* **Set task 1**:
Turn the rows from the line with "callout text xyxy=(816,125,1040,197)" up to and including the line with "Localize all elements." into a numbered list, leaving out any blank lines.

---------- Text provided

A definition of equity - 'Equity is the application of the law based on fairness rather than rigid application of strict legal rules'
 
Equity has been an extremely important source in the development of our legal system.  Even today it stills plays a part with many modern legal concepts having been developed from equitable principles. Equity means fairness and this is the way in which it adds and amends our law.  The early common law became very rigid and only certain types of cases were recognised by the courts.  The common law was very complicated and individuals bringing a case would often find their claim would fail on the basis of an error in the formalities.  Another major problem with the common law was the only remedy available was damages (the payment of a sum of money), which wasn't always an appropriate remedy for the plaintiff (the person bringing the claim - now called the claimant). 
 
Under these condition people were unable to obtain justice under the common law so they appealed to the king.  The king would refer these cases to his Chancellor who would make a decision on the basis of natural justice nad fairness - making decisions on a case by case basis on what seemed right in the particular circumstances rather than on the basis of strict legal precedents and rules.
 
The Chancellor developed new remedies such as injunctions (an order to stop someone from doing something) and specific performance (an order to compel someone to do something), these remedies are still used in our legal system today - more information on them can be found here.  Eventually a Court of Chancery came into being which operated under these rules of fairness or equity.  Equity was not a system of law in its own right it merely filled the gaps left by the common law.
 
Conflicts between equity and the common law
 
At first the systems of common law and equity operated separately and this led to conflicts between them.  One of the main difficulties was that the common law courts would make a decision in favour of one party and the Court of Chancery would make a decision in favour of the other!  This problem was finally settled in the Earl of Oxford's case (1615) when the king ruled that equity should prevail, or put another way the decision made in the Chancery court was the one that must be accepted and followed by the parties.

--------------------

* **Set task 2**:
Name every legal remedy mentioned in the passage on equity.

---------- Stored rows

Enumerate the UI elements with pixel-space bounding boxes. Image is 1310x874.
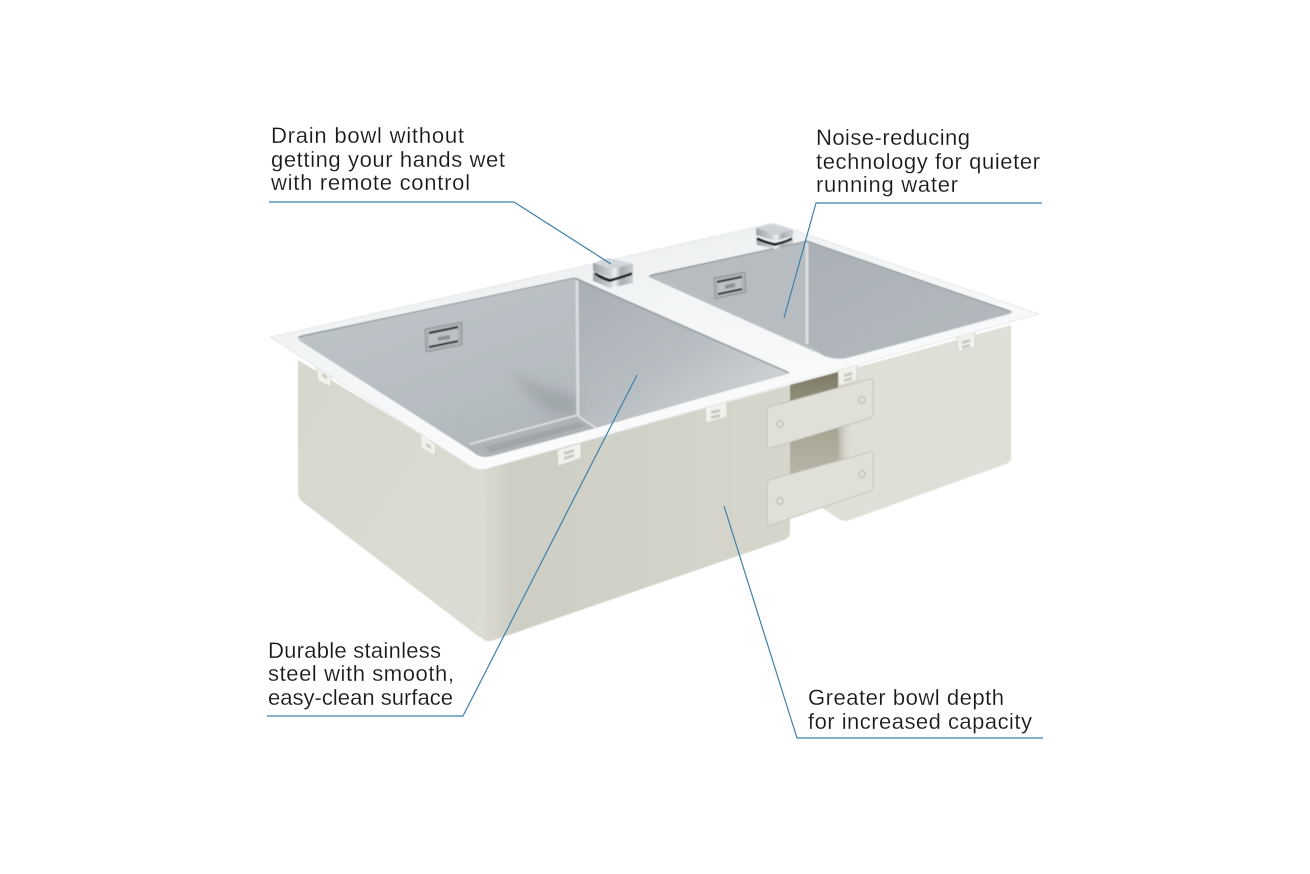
callout text xyxy=(816,125,1040,197)
callout text xyxy=(270,123,505,195)
callout text: with remote control xyxy=(270,170,470,195)
mounting brackets xyxy=(767,379,873,525)
callout: remote control drain xyxy=(269,123,611,264)
leader line xyxy=(784,203,1042,318)
leader line xyxy=(724,506,1043,738)
callout text: technology for quieter xyxy=(816,149,1040,174)
callout: durable steel xyxy=(267,375,637,716)
callout text xyxy=(808,685,1032,734)
left bowl xyxy=(298,278,789,457)
shaded gap between housings xyxy=(790,372,838,512)
overflow logo plate xyxy=(425,322,462,352)
callout text: steel with smooth, xyxy=(268,661,454,686)
sink product illustration xyxy=(270,224,1039,641)
leader line xyxy=(267,375,637,716)
callout text xyxy=(268,638,454,710)
leader line xyxy=(269,202,611,264)
remote control knob: left xyxy=(593,258,633,288)
callout text: Greater bowl depth xyxy=(808,685,1004,710)
callout: bowl depth xyxy=(724,506,1043,738)
bowl floor xyxy=(468,418,596,457)
callout text: easy-clean surface xyxy=(268,685,453,710)
remote control knob: right xyxy=(756,224,793,249)
stainless steel flange xyxy=(270,224,1039,470)
corner shadow xyxy=(510,375,578,418)
callout text: Drain bowl without xyxy=(271,123,464,148)
callout text: getting your hands wet xyxy=(271,147,505,172)
right bowl xyxy=(649,241,1012,359)
overflow logo plate xyxy=(714,272,746,299)
left bowl housing xyxy=(298,360,790,641)
callout text: running water xyxy=(816,172,958,197)
callout text: Durable stainless xyxy=(268,638,441,663)
right bowl housing xyxy=(790,325,1011,521)
callout text: Noise-reducing xyxy=(816,125,970,150)
callout text: for increased capacity xyxy=(808,709,1032,734)
mounting clips xyxy=(316,331,975,466)
callout: noise reduction xyxy=(784,125,1042,318)
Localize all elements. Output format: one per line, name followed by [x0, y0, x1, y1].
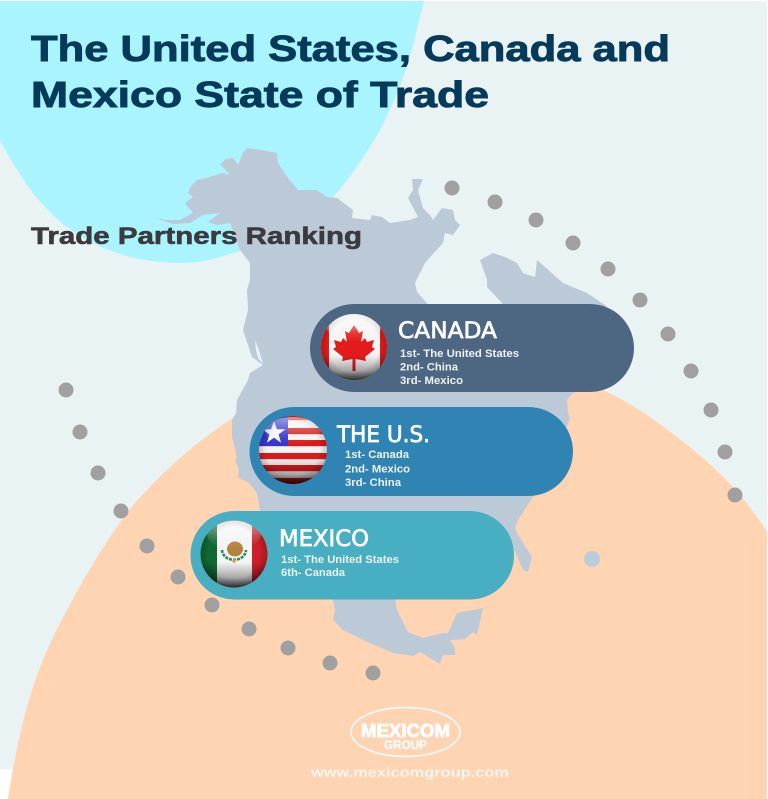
- logo: Mexicom Group: [351, 708, 460, 756]
- logo: Mexicom Group: GROUP: [384, 738, 427, 752]
- icon: Canada flag sphere: [320, 313, 389, 381]
- text: Canada partners: [400, 348, 519, 387]
- map of North America: [153, 148, 625, 664]
- heading: Canada: CANADA: [398, 319, 497, 344]
- logo: Mexicom Group: MEXICOM: [361, 721, 450, 741]
- text: U.S. partners: 1st- Canada: [345, 449, 410, 461]
- panel: The U.S.: [250, 407, 573, 496]
- dotted arc: lower left: [58, 382, 380, 680]
- peach background shape: [8, 360, 767, 799]
- text: Canada partners: 2nd- China: [400, 362, 459, 374]
- text: Canada partners: 3rd- Mexico: [400, 375, 463, 387]
- text: U.S. partners: 3rd- China: [345, 477, 402, 489]
- text: Mexico partners: 1st- The United States: [281, 554, 399, 566]
- dotted arc: upper right: [444, 180, 742, 502]
- text: Mexico partners: 6th- Canada: [281, 567, 346, 579]
- panel: Mexico: [190, 511, 514, 600]
- icon: Mexico flag sphere: [200, 520, 268, 588]
- title: [31, 28, 670, 115]
- subtitle: Trade Partners Ranking: [31, 223, 362, 250]
- panel: Canada: [310, 304, 634, 392]
- icon: U.S. flag sphere: [258, 414, 328, 485]
- text: Canada partners: 1st- The United States: [400, 348, 519, 360]
- text: Mexico partners: [281, 554, 399, 579]
- heading: The U.S.: THE U.S.: [336, 423, 430, 448]
- light blue dot: [584, 551, 600, 567]
- title: The United States, Canada and: [31, 28, 670, 69]
- website url: www.mexicomgroup.com: [310, 764, 509, 780]
- text: U.S. partners: [345, 449, 410, 489]
- text: U.S. partners: 2nd- Mexico: [345, 464, 410, 476]
- cyan background shape: [0, 1, 424, 263]
- heading: Mexico: MEXICO: [279, 527, 369, 552]
- title: Mexico State of Trade: [31, 74, 489, 115]
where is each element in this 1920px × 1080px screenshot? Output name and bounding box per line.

--------------------

* **Exercise solution 1**:
1. callout text xyxy=(816,125,1040,197)
2. callout text xyxy=(270,123,505,195)
3. callout text: with remote control xyxy=(270,170,470,195)
4. mounting brackets xyxy=(767,379,873,525)
5. callout: remote control drain xyxy=(269,123,611,264)
6. leader line xyxy=(784,203,1042,318)
7. leader line xyxy=(724,506,1043,738)
8. callout text: technology for quieter xyxy=(816,149,1040,174)
9. callout: durable steel xyxy=(267,375,637,716)
10. callout text xyxy=(808,685,1032,734)
11. left bowl xyxy=(298,278,789,457)
12. shaded gap between housings xyxy=(790,372,838,512)
13. overflow logo plate xyxy=(425,322,462,352)
14. callout text: steel with smooth, xyxy=(268,661,454,686)
15. sink product illustration xyxy=(270,224,1039,641)
16. leader line xyxy=(267,375,637,716)
17. callout text xyxy=(268,638,454,710)
18. leader line xyxy=(269,202,611,264)
19. remote control knob: left xyxy=(593,258,633,288)
20. callout text: Greater bowl depth xyxy=(808,685,1004,710)
21. callout: bowl depth xyxy=(724,506,1043,738)
22. bowl floor xyxy=(468,418,596,457)
23. callout text: easy-clean surface xyxy=(268,685,453,710)
24. remote control knob: right xyxy=(756,224,793,249)
25. stainless steel flange xyxy=(270,224,1039,470)
26. corner shadow xyxy=(510,375,578,418)
27. callout text: Drain bowl without xyxy=(271,123,464,148)
28. callout text: getting your hands wet xyxy=(271,147,505,172)
29. right bowl xyxy=(649,241,1012,359)
30. overflow logo plate xyxy=(714,272,746,299)
31. left bowl housing xyxy=(298,360,790,641)
32. callout text: running water xyxy=(816,172,958,197)
33. callout text: Durable stainless xyxy=(268,638,441,663)
34. right bowl housing xyxy=(790,325,1011,521)
35. callout text: Noise-reducing xyxy=(816,125,970,150)
36. callout text: for increased capacity xyxy=(808,709,1032,734)
37. mounting clips xyxy=(316,331,975,466)
38. callout: noise reduction xyxy=(784,125,1042,318)
39. Localize all elements. Output format: one per line, name followed by [x0, y0, x1, y1].

* **Exercise solution 2**:
- Damages
- Injunctions
- Specific performance